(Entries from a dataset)
'''
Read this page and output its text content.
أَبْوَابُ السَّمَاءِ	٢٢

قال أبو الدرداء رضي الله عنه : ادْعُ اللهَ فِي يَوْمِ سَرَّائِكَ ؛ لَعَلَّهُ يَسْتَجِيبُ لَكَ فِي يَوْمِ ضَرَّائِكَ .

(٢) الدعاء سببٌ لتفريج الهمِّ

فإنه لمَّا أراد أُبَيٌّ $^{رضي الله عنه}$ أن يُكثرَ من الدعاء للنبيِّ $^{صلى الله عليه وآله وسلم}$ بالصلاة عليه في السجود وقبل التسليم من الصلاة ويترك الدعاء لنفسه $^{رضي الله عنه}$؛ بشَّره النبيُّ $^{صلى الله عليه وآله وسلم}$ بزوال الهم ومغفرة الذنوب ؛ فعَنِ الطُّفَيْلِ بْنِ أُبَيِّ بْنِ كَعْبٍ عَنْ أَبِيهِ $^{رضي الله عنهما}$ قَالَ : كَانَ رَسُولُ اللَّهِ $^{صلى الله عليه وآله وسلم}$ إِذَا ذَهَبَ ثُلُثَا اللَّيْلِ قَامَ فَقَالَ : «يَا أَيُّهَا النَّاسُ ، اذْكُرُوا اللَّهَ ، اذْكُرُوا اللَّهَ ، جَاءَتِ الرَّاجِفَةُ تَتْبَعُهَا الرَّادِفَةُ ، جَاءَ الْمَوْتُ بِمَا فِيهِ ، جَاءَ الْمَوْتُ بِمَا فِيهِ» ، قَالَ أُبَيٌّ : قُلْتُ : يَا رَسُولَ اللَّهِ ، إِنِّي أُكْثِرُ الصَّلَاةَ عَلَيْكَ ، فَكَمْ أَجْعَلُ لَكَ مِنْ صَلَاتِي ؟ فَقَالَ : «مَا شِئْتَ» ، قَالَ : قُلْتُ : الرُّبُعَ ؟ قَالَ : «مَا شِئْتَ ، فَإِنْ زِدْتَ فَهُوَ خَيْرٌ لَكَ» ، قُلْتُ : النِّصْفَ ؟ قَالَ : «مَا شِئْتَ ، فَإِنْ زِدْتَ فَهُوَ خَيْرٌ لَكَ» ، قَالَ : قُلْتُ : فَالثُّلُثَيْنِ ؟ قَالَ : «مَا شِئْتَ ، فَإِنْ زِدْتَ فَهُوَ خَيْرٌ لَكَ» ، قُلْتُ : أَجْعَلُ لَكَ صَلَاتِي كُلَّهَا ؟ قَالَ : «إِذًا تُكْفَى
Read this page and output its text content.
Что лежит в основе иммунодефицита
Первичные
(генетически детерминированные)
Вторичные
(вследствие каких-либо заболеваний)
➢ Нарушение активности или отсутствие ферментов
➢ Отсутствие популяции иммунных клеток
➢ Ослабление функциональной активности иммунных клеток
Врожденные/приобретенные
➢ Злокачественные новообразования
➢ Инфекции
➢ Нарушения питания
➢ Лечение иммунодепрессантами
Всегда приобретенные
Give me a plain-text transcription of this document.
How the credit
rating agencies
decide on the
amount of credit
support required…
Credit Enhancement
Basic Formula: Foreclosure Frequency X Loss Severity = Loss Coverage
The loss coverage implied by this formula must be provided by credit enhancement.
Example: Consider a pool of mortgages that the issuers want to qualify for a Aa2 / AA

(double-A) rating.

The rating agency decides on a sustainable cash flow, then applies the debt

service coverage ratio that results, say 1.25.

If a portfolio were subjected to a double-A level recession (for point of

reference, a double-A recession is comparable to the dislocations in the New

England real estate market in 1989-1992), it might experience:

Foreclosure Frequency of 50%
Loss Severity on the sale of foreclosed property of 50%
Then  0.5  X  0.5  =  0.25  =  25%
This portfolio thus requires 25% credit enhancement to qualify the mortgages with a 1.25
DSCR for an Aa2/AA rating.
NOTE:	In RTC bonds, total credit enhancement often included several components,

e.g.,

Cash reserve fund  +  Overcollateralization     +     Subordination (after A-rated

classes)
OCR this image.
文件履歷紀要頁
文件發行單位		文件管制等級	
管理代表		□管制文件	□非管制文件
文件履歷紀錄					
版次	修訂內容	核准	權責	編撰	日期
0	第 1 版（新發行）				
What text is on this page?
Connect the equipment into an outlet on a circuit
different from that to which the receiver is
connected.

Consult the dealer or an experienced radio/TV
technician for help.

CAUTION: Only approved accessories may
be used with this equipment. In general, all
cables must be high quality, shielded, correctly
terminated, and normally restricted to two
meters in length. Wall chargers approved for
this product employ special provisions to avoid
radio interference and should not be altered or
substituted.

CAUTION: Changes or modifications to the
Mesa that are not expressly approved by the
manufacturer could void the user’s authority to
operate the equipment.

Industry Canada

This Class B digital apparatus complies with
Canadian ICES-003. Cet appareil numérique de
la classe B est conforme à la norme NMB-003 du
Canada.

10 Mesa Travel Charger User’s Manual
'''
Aim — Find the lines above holding the word "Mesa" and show them.

Finished exercise —
Mesa that are not expressly approved by the
10 Mesa Travel Charger User’s Manual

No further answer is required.